---------- Listed entries

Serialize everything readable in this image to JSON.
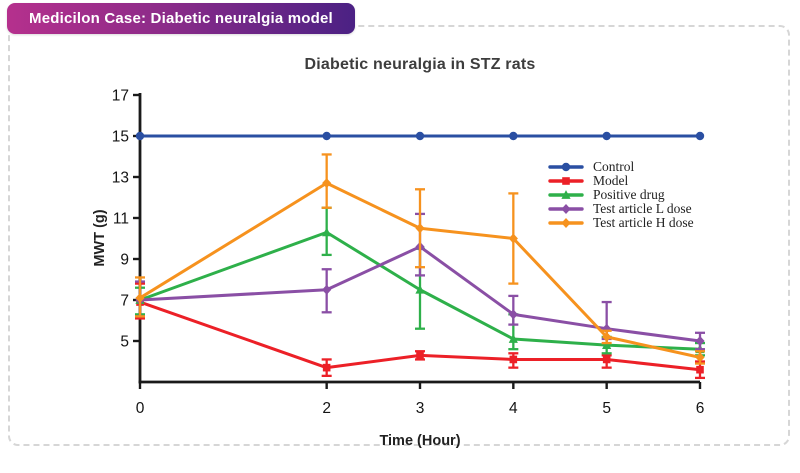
{
  "header": {
    "title": "Medicilon Case: Diabetic neuralgia model",
    "gradient_left": "#b5308d",
    "gradient_right": "#4b2184"
  },
  "chart_data": {
    "type": "line",
    "title": "Diabetic neuralgia in STZ rats",
    "xlabel": "Time (Hour)",
    "ylabel": "MWT (g)",
    "x": [
      0,
      2,
      3,
      4,
      5,
      6
    ],
    "x_ticks": [
      "0",
      "2",
      "3",
      "4",
      "5",
      "6"
    ],
    "y_ticks": [
      "5",
      "7",
      "9",
      "11",
      "13",
      "15",
      "17"
    ],
    "xlim": [
      0,
      6
    ],
    "ylim": [
      3,
      17
    ],
    "grid": false,
    "legend_position": "right",
    "axis_color": "#1a1a1a",
    "series": [
      {
        "name": "Control",
        "color": "#2a4fa2",
        "marker": "circle",
        "values": [
          15,
          15,
          15,
          15,
          15,
          15
        ],
        "err_lo": [
          15,
          15,
          15,
          15,
          15,
          15
        ],
        "err_hi": [
          15,
          15,
          15,
          15,
          15,
          15
        ]
      },
      {
        "name": "Model",
        "color": "#ec2027",
        "marker": "square",
        "values": [
          6.9,
          3.7,
          4.3,
          4.1,
          4.1,
          3.6
        ],
        "err_lo": [
          6.1,
          3.3,
          4.1,
          3.7,
          3.7,
          3.2
        ],
        "err_hi": [
          7.8,
          4.1,
          4.5,
          4.4,
          4.3,
          4.0
        ]
      },
      {
        "name": "Positive drug",
        "color": "#2eb04a",
        "marker": "triangle",
        "values": [
          7.0,
          10.3,
          7.5,
          5.1,
          4.8,
          4.6
        ],
        "err_lo": [
          6.3,
          9.2,
          5.6,
          4.6,
          4.4,
          4.3
        ],
        "err_hi": [
          7.6,
          11.5,
          9.5,
          6.3,
          5.2,
          4.9
        ]
      },
      {
        "name": "Test article L dose",
        "color": "#8a4fa5",
        "marker": "diamond",
        "values": [
          7.0,
          7.5,
          9.6,
          6.3,
          5.6,
          5.0
        ],
        "err_lo": [
          6.2,
          6.4,
          8.2,
          5.8,
          5.1,
          4.6
        ],
        "err_hi": [
          7.9,
          8.5,
          11.2,
          7.2,
          6.9,
          5.4
        ]
      },
      {
        "name": "Test article H dose",
        "color": "#f6921e",
        "marker": "diamond",
        "values": [
          7.1,
          12.7,
          10.5,
          10.0,
          5.2,
          4.2
        ],
        "err_lo": [
          6.2,
          11.5,
          8.6,
          7.8,
          4.9,
          3.9
        ],
        "err_hi": [
          8.1,
          14.1,
          12.4,
          12.2,
          5.5,
          4.5
        ]
      }
    ]
  }
}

--------------------

Task requirements ▸ Write the number of lines containing the word "title" and nothing besides it.

Full response ▸ 2